* Problem statement *
Scan the lines below for the string "Пользователи" and copy every one that has it.

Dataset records
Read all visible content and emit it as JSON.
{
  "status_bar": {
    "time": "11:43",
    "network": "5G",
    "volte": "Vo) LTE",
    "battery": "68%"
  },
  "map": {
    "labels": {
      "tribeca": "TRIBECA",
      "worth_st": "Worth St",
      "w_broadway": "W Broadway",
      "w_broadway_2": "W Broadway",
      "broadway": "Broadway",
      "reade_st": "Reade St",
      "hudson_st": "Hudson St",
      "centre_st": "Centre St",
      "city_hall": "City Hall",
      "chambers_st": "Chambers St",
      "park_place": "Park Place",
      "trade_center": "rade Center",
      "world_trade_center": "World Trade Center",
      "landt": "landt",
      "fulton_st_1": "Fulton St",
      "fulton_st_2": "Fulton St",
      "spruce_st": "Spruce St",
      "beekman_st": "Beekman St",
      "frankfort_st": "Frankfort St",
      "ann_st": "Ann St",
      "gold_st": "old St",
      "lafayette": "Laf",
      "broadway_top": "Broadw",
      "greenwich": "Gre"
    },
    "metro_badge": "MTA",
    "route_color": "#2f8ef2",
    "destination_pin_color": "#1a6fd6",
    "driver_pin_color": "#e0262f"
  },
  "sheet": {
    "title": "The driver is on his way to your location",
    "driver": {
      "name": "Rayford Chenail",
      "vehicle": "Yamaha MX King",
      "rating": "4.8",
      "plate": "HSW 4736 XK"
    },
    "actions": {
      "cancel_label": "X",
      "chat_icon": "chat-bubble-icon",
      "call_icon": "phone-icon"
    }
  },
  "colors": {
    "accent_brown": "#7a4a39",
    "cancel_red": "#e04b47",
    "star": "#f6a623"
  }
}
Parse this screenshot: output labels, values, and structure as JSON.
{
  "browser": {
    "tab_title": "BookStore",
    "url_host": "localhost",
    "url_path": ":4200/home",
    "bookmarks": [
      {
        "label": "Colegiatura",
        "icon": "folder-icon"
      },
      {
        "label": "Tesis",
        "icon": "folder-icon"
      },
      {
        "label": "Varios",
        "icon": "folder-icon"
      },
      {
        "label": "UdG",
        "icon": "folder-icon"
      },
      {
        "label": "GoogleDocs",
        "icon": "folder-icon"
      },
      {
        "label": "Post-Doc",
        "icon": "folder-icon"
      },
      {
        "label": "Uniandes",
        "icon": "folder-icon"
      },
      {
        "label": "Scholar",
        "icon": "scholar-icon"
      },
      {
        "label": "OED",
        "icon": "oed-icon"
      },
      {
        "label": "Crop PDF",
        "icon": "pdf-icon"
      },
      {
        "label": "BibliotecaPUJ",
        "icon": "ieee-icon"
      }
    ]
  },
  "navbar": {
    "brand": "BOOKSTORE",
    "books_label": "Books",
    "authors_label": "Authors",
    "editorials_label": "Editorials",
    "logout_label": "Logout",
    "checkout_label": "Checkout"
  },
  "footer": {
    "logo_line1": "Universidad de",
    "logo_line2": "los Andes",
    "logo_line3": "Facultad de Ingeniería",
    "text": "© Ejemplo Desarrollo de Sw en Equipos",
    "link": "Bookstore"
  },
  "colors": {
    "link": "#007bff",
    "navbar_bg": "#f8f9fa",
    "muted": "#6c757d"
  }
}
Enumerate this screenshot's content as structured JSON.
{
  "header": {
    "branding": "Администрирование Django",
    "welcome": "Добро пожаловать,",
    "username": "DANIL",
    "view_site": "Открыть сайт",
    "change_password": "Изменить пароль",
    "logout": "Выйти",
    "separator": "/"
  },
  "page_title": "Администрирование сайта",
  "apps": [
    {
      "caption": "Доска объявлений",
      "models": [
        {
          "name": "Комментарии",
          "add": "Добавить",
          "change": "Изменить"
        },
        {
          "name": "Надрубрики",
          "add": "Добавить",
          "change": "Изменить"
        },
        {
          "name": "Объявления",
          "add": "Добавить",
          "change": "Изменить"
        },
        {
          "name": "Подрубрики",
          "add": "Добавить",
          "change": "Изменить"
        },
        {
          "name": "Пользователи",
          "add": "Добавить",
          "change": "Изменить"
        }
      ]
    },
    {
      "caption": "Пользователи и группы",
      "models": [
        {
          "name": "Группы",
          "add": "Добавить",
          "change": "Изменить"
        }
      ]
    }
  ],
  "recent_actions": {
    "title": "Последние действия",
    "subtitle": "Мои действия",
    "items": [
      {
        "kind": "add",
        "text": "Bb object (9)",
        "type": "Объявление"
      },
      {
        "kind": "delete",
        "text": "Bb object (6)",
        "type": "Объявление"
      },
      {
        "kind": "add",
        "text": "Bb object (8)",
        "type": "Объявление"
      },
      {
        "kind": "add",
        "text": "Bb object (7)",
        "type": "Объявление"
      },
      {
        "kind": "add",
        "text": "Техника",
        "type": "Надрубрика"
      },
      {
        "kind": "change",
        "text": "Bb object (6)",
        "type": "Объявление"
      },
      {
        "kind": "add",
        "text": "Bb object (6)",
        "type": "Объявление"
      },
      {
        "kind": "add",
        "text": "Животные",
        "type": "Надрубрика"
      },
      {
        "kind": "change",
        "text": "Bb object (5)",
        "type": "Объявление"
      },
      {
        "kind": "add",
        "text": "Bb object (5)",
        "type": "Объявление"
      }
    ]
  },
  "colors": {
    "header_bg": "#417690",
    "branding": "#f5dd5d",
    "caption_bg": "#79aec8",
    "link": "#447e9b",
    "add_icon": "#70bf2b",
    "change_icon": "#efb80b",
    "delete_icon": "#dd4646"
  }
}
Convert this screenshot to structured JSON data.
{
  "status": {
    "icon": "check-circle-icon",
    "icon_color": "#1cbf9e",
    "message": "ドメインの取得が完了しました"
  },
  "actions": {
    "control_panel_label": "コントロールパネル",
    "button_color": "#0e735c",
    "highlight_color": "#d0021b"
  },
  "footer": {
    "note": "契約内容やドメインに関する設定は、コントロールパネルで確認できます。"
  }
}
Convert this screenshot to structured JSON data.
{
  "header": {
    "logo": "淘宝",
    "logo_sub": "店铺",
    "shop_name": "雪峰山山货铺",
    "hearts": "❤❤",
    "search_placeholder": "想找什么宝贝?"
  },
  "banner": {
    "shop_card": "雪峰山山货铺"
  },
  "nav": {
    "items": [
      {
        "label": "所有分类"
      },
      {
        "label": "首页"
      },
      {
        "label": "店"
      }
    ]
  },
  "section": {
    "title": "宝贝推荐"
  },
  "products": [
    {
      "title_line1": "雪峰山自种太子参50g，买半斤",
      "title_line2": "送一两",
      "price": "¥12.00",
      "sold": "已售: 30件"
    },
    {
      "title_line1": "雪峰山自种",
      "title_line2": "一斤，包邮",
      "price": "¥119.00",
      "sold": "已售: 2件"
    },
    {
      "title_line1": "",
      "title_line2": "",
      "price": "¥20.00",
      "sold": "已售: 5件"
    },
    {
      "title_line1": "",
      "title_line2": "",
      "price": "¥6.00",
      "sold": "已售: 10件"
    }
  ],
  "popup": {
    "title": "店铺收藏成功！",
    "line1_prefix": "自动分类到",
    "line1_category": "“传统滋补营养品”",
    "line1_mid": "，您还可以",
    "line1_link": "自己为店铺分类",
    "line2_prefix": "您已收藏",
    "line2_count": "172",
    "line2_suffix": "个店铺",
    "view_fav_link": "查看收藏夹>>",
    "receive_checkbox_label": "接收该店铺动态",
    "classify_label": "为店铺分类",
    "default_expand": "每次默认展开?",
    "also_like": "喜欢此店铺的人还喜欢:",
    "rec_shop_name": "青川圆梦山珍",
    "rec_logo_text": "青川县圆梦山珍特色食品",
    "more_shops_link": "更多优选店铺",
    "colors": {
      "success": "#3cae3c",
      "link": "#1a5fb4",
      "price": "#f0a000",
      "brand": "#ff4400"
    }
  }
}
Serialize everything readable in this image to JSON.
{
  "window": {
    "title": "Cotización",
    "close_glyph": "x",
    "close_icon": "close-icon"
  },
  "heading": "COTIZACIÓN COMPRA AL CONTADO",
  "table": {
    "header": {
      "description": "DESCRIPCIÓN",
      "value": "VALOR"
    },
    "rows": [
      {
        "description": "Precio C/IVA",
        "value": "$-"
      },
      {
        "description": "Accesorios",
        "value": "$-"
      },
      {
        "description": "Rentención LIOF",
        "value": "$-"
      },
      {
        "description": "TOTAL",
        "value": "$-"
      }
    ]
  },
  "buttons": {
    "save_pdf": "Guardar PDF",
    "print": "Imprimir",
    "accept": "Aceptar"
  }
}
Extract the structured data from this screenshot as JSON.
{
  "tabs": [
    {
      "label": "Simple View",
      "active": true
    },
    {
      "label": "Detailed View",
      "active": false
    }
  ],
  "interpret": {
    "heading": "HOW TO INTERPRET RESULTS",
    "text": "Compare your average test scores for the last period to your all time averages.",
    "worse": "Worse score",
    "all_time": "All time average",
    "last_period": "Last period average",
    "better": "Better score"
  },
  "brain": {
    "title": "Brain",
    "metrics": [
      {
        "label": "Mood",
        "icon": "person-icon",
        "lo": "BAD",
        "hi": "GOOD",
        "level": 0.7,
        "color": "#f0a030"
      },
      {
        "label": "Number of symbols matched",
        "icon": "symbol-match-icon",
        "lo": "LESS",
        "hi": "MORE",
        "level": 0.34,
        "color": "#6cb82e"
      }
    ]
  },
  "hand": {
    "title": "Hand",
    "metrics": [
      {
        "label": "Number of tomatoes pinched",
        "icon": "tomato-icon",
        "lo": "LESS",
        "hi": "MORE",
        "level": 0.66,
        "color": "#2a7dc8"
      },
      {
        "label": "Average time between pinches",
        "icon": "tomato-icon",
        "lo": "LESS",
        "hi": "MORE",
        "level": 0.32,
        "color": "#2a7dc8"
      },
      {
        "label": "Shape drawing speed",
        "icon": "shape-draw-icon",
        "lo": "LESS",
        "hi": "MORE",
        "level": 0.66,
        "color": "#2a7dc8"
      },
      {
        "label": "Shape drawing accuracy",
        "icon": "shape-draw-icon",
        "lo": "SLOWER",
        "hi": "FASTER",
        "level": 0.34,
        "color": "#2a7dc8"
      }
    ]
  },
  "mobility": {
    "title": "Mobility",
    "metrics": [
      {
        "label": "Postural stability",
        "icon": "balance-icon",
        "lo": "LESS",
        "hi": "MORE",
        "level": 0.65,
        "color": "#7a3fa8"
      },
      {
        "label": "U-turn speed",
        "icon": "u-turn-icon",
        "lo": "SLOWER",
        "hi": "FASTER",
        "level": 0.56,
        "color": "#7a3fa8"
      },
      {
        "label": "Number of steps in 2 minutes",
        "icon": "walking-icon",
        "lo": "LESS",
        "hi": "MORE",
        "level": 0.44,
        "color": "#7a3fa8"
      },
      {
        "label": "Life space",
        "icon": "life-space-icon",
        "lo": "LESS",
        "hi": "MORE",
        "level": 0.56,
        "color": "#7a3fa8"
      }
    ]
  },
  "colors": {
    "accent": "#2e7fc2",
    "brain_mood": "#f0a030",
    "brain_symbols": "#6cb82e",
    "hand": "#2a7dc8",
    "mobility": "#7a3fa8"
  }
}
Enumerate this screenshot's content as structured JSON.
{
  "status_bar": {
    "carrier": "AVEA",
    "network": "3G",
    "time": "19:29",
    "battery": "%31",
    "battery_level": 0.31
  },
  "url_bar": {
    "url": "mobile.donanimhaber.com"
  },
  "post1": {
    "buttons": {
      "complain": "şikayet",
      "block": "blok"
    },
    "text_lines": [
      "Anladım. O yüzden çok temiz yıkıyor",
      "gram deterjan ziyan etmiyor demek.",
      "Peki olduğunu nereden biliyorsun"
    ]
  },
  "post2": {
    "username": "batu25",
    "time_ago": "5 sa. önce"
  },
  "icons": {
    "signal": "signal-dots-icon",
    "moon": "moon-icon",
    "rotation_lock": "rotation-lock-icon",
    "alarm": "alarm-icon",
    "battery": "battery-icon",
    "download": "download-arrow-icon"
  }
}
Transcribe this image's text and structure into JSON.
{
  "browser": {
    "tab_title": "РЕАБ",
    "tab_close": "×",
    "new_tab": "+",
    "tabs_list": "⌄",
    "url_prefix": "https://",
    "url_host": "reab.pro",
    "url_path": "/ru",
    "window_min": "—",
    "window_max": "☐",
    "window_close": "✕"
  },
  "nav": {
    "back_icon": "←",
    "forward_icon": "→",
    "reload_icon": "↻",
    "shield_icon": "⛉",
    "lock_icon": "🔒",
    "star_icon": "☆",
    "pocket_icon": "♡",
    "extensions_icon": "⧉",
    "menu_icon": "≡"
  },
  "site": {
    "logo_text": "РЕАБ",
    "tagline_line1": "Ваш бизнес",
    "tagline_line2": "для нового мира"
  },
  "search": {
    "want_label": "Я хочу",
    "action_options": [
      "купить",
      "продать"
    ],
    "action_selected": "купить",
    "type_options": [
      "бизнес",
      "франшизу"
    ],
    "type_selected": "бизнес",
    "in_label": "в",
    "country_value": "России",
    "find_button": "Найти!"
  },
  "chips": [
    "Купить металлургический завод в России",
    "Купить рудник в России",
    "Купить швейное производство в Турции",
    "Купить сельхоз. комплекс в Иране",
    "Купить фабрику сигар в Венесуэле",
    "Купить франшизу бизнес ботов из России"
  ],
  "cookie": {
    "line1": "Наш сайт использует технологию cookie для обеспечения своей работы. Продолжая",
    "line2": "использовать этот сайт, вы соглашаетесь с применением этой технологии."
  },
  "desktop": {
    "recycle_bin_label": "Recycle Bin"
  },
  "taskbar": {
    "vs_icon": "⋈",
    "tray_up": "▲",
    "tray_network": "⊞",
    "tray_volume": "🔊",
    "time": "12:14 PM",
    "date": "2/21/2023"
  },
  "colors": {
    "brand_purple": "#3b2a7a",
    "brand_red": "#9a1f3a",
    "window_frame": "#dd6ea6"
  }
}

* Task result *
          "name": "Пользователи",
      "caption": "Пользователи и группы",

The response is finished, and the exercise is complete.